# Problem to solve
Would you extract the whole listing below and retype it exactly?

# Supplied records
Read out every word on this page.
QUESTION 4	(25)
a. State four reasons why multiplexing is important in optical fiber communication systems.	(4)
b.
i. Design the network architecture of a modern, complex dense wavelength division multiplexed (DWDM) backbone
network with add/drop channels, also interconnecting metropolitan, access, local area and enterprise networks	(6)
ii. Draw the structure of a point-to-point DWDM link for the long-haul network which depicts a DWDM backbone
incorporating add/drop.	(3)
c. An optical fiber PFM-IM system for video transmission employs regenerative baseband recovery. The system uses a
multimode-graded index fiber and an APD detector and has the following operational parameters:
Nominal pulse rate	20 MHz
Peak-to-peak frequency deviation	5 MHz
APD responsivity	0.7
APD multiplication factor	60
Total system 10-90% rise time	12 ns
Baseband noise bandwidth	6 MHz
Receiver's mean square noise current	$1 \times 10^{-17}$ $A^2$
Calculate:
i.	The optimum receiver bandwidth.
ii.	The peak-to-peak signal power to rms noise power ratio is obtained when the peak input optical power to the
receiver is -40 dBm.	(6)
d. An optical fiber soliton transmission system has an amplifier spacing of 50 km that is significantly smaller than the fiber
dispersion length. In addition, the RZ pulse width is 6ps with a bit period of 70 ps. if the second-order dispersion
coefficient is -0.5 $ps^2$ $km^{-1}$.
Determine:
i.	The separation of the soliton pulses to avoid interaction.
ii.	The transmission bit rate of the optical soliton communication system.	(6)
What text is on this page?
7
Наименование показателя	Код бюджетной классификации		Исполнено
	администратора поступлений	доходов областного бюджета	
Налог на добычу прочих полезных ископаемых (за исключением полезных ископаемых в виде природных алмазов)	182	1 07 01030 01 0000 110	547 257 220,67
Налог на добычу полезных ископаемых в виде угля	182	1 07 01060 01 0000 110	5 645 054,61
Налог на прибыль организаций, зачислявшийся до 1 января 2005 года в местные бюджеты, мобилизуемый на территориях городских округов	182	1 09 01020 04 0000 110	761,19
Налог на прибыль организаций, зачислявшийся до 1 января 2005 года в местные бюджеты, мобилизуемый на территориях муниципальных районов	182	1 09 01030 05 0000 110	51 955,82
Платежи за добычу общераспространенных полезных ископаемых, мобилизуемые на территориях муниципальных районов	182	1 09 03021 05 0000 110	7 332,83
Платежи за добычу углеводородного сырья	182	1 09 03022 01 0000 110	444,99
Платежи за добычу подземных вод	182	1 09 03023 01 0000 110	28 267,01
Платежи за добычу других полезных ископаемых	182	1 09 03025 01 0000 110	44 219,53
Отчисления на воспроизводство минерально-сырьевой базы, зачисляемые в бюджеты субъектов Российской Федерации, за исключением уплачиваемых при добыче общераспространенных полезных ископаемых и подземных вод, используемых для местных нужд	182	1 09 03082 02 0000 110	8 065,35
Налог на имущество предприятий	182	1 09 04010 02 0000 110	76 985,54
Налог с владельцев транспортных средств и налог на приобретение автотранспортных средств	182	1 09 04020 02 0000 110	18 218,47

# Correct result
Read out every word on this page.
QUESTION 4	(25)
a. State four reasons why multiplexing is important in optical fiber communication systems.	(4)
b.
i. Design the network architecture of a modern, complex dense wavelength division multiplexed (DWDM) backbone
network with add/drop channels, also interconnecting metropolitan, access, local area and enterprise networks	(6)
ii. Draw the structure of a point-to-point DWDM link for the long-haul network which depicts a DWDM backbone
incorporating add/drop.	(3)
c. An optical fiber PFM-IM system for video transmission employs regenerative baseband recovery. The system uses a
multimode-graded index fiber and an APD detector and has the following operational parameters:
Nominal pulse rate	20 MHz
Peak-to-peak frequency deviation	5 MHz
APD responsivity	0.7
APD multiplication factor	60
Total system 10-90% rise time	12 ns
Baseband noise bandwidth	6 MHz
Receiver's mean square noise current	$1 \times 10^{-17}$ $A^2$
Calculate:
i.	The optimum receiver bandwidth.
ii.	The peak-to-peak signal power to rms noise power ratio is obtained when the peak input optical power to the
receiver is -40 dBm.	(6)
d. An optical fiber soliton transmission system has an amplifier spacing of 50 km that is significantly smaller than the fiber
dispersion length. In addition, the RZ pulse width is 6ps with a bit period of 70 ps. if the second-order dispersion
coefficient is -0.5 $ps^2$ $km^{-1}$.
Determine:
i.	The separation of the soliton pulses to avoid interaction.
ii.	The transmission bit rate of the optical soliton communication system.	(6)
What text is on this page?
7
Наименование показателя	Код бюджетной классификации		Исполнено
	администратора поступлений	доходов областного бюджета	
Налог на добычу прочих полезных ископаемых (за исключением полезных ископаемых в виде природных алмазов)	182	1 07 01030 01 0000 110	547 257 220,67
Налог на добычу полезных ископаемых в виде угля	182	1 07 01060 01 0000 110	5 645 054,61
Налог на прибыль организаций, зачислявшийся до 1 января 2005 года в местные бюджеты, мобилизуемый на территориях городских округов	182	1 09 01020 04 0000 110	761,19
Налог на прибыль организаций, зачислявшийся до 1 января 2005 года в местные бюджеты, мобилизуемый на территориях муниципальных районов	182	1 09 01030 05 0000 110	51 955,82
Платежи за добычу общераспространенных полезных ископаемых, мобилизуемые на территориях муниципальных районов	182	1 09 03021 05 0000 110	7 332,83
Платежи за добычу углеводородного сырья	182	1 09 03022 01 0000 110	444,99
Платежи за добычу подземных вод	182	1 09 03023 01 0000 110	28 267,01
Платежи за добычу других полезных ископаемых	182	1 09 03025 01 0000 110	44 219,53
Отчисления на воспроизводство минерально-сырьевой базы, зачисляемые в бюджеты субъектов Российской Федерации, за исключением уплачиваемых при добыче общераспространенных полезных ископаемых и подземных вод, используемых для местных нужд	182	1 09 03082 02 0000 110	8 065,35
Налог на имущество предприятий	182	1 09 04010 02 0000 110	76 985,54
Налог с владельцев транспортных средств и налог на приобретение автотранспортных средств	182	1 09 04020 02 0000 110	18 218,47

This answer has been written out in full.